— Task description —
Check each line of the material below, and copy it if it holds the string "name".

---------- Raw data ----------

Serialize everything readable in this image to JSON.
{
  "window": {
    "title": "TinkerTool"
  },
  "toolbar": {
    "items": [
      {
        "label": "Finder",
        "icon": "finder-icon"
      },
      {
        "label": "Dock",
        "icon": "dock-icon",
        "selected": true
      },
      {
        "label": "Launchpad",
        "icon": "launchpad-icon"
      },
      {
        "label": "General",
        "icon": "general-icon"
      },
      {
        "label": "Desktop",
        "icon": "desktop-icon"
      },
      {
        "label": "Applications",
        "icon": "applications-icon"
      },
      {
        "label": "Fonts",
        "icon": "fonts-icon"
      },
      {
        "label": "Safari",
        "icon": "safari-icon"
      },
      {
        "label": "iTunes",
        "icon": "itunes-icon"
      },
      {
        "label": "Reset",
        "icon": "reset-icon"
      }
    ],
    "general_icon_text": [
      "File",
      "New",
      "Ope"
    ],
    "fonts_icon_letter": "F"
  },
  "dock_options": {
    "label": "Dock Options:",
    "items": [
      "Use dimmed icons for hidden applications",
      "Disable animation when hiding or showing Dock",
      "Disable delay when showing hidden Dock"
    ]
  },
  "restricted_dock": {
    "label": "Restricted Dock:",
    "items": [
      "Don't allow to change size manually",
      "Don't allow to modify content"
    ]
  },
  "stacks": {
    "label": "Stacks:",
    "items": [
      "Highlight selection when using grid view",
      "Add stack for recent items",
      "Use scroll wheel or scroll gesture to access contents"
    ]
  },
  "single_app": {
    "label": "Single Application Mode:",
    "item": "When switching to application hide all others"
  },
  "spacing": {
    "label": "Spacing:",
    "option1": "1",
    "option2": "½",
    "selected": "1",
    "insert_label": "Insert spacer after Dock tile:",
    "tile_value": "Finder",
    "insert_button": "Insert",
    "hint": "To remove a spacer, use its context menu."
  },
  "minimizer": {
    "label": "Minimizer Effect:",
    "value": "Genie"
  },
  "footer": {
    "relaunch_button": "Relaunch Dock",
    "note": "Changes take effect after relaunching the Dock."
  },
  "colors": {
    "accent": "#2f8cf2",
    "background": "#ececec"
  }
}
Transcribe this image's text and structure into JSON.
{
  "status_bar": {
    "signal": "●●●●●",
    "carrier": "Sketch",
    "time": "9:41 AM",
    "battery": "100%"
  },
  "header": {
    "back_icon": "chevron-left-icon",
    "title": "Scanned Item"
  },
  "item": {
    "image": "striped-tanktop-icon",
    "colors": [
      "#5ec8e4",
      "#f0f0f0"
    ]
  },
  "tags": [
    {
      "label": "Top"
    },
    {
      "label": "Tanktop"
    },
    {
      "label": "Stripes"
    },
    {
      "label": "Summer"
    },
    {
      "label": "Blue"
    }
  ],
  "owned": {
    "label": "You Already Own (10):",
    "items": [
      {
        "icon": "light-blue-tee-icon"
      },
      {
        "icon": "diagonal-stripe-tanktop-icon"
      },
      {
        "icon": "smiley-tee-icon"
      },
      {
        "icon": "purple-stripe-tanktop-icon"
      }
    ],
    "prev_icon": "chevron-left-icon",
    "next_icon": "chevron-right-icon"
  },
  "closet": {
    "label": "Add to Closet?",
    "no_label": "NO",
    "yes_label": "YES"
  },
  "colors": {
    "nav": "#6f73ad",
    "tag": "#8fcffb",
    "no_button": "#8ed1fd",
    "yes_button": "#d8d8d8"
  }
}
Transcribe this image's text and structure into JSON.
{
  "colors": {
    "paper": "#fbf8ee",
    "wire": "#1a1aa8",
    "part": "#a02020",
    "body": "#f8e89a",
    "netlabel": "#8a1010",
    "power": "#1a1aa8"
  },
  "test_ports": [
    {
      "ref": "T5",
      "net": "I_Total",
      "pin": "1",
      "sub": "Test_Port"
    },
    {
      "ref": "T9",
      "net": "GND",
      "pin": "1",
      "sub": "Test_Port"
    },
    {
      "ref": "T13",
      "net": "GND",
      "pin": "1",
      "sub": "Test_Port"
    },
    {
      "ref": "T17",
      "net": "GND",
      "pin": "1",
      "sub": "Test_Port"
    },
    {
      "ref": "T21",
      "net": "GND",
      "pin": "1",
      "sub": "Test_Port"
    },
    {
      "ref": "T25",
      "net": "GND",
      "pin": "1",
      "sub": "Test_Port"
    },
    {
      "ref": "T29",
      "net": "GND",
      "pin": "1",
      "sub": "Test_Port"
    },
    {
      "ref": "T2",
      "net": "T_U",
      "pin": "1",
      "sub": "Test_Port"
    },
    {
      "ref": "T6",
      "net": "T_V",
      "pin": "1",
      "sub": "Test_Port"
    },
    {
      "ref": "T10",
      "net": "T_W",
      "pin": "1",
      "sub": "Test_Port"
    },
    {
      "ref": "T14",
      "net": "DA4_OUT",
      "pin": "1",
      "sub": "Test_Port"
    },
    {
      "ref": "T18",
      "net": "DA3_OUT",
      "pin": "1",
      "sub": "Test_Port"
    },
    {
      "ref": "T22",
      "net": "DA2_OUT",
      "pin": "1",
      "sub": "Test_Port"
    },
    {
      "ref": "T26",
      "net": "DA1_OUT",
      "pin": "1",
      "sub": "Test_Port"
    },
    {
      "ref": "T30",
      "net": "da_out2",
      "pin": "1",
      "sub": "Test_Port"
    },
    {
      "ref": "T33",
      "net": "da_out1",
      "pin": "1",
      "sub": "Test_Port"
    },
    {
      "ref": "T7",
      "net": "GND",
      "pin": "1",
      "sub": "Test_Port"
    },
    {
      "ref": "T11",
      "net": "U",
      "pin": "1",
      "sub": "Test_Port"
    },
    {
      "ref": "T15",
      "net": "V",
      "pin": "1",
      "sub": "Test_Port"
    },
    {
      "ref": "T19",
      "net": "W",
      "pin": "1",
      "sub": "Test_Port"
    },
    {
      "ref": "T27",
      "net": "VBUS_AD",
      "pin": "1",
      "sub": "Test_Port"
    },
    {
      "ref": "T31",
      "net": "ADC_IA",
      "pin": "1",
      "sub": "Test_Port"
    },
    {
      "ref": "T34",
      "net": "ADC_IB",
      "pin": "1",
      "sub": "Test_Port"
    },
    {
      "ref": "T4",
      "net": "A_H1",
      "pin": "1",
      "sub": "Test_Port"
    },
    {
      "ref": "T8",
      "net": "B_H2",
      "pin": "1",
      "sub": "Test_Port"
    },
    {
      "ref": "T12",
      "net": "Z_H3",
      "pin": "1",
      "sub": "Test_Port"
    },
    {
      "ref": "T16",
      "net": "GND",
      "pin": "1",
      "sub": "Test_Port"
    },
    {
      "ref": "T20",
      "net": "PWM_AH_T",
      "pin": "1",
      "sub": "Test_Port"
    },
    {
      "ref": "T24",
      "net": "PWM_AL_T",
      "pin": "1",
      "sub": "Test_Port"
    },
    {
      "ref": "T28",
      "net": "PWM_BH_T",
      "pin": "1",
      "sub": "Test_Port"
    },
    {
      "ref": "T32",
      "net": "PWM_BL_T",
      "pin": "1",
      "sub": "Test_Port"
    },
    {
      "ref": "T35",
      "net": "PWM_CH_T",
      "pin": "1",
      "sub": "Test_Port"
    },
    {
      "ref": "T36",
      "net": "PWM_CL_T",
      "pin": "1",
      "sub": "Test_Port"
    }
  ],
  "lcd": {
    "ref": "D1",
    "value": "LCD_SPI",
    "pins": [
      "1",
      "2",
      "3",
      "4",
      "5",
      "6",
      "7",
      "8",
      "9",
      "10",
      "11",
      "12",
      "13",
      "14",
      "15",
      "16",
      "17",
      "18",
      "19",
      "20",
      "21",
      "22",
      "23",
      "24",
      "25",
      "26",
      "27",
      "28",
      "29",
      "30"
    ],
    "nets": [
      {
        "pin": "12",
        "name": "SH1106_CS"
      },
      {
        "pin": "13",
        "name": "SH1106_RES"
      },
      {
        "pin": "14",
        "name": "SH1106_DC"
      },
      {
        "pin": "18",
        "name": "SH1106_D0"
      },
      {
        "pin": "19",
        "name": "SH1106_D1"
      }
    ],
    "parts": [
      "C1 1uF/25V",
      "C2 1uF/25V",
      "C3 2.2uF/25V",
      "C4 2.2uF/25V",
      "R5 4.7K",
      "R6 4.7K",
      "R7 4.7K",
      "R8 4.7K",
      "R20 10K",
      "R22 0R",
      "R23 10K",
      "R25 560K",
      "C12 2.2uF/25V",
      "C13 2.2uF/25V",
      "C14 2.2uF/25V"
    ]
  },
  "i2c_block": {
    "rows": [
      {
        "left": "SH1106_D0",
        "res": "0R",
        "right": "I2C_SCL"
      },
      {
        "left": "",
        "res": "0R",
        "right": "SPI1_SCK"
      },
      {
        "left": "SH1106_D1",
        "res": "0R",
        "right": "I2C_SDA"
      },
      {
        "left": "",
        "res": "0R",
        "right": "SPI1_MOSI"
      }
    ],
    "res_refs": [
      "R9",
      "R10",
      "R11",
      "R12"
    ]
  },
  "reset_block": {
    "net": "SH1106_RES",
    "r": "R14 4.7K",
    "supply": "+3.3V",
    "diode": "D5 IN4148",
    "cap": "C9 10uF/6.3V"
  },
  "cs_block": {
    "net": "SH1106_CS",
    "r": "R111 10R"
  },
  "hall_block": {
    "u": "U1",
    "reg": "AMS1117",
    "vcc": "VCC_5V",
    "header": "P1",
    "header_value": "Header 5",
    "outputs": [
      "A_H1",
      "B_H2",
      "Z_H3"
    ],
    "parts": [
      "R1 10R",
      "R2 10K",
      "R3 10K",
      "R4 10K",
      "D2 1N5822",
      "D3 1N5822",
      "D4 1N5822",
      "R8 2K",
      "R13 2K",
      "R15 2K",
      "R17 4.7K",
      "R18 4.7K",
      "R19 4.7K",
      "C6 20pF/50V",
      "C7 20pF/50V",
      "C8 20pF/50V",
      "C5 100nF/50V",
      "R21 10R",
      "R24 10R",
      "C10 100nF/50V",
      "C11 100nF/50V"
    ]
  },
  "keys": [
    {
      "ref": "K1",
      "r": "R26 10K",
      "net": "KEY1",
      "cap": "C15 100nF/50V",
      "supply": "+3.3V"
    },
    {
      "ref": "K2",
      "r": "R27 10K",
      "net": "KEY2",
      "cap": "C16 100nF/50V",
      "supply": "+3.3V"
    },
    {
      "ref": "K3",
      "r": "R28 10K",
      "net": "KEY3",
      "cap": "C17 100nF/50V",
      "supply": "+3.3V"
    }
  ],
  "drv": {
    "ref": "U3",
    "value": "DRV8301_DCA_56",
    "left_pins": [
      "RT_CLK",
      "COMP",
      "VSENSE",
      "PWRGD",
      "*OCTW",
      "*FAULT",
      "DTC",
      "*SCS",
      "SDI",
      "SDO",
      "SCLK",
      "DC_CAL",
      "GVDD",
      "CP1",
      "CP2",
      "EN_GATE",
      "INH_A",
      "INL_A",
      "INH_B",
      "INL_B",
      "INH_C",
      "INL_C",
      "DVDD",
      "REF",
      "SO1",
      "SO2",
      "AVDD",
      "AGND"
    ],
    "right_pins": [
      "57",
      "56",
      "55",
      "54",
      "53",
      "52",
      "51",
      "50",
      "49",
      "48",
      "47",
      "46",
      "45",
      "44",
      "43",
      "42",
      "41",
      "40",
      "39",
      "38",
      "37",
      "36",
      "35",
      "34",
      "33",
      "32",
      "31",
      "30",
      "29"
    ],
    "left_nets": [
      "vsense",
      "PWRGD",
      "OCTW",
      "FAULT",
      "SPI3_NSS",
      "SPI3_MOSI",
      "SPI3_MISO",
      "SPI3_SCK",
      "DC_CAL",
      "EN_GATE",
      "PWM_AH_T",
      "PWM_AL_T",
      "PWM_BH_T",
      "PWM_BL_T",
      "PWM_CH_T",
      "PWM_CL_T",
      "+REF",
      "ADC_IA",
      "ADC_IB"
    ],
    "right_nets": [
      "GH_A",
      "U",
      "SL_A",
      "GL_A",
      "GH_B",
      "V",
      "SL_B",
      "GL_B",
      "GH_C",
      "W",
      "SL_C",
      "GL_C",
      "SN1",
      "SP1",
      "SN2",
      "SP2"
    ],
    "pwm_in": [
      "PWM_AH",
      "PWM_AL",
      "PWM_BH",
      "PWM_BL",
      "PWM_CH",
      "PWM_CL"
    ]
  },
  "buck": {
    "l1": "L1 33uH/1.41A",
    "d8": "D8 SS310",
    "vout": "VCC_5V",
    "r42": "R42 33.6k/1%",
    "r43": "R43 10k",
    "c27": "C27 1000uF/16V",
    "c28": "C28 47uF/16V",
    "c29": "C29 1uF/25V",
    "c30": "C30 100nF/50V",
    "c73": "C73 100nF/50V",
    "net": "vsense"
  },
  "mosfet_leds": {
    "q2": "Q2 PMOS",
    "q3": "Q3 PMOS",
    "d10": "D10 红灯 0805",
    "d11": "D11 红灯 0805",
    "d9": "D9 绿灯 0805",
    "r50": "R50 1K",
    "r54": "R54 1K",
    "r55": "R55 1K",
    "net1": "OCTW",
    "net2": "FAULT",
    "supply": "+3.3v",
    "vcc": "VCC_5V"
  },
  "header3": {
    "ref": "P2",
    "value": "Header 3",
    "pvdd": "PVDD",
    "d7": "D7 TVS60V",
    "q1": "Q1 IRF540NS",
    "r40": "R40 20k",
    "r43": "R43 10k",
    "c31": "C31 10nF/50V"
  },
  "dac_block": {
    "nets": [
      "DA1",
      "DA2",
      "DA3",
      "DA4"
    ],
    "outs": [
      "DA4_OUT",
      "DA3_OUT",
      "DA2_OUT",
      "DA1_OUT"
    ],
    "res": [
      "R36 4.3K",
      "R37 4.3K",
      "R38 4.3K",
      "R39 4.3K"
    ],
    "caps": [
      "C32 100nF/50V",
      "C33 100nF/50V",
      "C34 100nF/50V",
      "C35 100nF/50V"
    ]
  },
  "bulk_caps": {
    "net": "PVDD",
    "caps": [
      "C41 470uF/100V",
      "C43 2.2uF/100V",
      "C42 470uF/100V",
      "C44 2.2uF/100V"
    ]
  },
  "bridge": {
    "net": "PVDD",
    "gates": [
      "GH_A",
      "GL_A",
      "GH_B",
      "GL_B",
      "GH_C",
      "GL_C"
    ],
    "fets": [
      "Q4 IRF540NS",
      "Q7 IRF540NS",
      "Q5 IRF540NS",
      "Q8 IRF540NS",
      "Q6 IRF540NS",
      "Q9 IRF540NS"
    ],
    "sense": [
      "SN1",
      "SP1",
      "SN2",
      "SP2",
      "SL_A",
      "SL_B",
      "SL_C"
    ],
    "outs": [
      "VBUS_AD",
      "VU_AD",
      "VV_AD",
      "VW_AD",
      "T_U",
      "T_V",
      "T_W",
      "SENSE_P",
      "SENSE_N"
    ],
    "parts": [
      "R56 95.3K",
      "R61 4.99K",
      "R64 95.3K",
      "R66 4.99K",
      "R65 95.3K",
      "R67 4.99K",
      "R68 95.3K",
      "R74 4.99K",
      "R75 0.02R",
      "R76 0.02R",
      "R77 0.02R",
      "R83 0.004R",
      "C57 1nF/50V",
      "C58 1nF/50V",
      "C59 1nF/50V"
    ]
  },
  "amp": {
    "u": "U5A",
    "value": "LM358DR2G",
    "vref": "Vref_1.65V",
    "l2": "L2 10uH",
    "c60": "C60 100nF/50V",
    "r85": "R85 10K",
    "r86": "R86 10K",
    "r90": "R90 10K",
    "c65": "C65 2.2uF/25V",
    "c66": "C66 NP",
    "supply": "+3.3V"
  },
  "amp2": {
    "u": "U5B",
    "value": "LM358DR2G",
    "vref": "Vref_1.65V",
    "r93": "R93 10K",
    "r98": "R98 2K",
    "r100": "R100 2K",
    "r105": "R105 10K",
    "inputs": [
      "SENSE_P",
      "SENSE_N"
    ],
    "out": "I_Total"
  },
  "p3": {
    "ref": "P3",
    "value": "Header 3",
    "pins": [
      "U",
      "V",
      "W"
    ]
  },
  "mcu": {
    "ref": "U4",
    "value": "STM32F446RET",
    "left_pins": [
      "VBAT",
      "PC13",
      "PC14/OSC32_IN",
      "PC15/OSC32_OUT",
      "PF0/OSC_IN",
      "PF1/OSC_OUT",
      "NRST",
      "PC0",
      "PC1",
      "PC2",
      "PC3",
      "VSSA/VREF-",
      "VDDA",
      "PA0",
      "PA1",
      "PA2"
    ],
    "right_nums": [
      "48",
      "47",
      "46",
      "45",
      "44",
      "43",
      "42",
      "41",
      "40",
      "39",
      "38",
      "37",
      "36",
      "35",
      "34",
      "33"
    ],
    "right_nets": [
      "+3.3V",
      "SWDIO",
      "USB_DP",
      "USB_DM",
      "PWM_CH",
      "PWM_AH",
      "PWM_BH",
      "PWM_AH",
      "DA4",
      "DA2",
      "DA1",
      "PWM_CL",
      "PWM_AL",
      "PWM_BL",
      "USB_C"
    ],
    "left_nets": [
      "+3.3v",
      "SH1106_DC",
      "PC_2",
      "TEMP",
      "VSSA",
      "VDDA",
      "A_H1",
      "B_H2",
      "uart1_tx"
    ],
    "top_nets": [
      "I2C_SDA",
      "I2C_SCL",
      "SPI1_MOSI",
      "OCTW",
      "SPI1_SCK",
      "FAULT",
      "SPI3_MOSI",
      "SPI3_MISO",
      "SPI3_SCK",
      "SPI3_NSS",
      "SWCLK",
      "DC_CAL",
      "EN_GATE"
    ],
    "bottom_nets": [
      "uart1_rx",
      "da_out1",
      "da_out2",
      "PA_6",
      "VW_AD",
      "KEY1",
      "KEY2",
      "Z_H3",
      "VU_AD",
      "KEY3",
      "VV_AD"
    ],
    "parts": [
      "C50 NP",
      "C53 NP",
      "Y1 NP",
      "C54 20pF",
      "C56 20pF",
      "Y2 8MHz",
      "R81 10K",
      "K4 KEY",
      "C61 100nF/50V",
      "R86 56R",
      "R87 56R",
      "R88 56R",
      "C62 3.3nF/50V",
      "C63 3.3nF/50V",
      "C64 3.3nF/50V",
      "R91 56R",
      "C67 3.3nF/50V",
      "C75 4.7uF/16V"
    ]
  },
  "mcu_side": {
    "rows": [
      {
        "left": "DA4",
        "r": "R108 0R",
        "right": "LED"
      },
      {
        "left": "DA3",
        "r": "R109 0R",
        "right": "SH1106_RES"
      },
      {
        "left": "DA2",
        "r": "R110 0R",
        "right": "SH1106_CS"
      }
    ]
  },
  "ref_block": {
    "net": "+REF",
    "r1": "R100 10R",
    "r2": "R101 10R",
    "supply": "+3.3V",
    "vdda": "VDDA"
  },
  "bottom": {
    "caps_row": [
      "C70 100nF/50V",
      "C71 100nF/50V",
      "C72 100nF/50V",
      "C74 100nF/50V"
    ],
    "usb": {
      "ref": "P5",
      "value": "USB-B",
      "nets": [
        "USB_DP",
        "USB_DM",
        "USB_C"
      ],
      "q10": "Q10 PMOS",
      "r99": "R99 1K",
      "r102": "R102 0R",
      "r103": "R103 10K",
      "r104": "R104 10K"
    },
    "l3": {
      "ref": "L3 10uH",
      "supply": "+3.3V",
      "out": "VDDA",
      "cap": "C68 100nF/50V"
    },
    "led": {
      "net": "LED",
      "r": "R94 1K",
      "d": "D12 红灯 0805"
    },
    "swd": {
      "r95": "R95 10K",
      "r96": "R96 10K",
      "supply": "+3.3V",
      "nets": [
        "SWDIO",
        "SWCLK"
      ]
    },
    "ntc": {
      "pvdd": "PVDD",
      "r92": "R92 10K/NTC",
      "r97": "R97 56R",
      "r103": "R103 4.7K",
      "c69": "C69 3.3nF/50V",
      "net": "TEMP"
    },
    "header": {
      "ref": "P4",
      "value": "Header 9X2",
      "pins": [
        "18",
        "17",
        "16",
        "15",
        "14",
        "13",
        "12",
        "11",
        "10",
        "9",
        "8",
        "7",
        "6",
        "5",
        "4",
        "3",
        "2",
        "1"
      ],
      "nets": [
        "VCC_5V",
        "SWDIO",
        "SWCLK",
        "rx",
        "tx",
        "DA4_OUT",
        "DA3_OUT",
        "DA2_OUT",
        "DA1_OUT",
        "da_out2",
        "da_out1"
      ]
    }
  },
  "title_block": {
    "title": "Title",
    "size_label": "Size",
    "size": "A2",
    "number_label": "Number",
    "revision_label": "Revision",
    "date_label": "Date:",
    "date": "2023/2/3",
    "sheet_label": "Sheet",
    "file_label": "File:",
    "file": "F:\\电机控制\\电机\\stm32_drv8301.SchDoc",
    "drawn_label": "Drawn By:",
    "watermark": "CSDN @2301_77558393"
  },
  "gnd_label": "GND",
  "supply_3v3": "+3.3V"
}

----------

— Complete response —
        "name": "SH1106_CS"
        "name": "SH1106_RES"
        "name": "SH1106_DC"
        "name": "SH1106_D0"
        "name": "SH1106_D1"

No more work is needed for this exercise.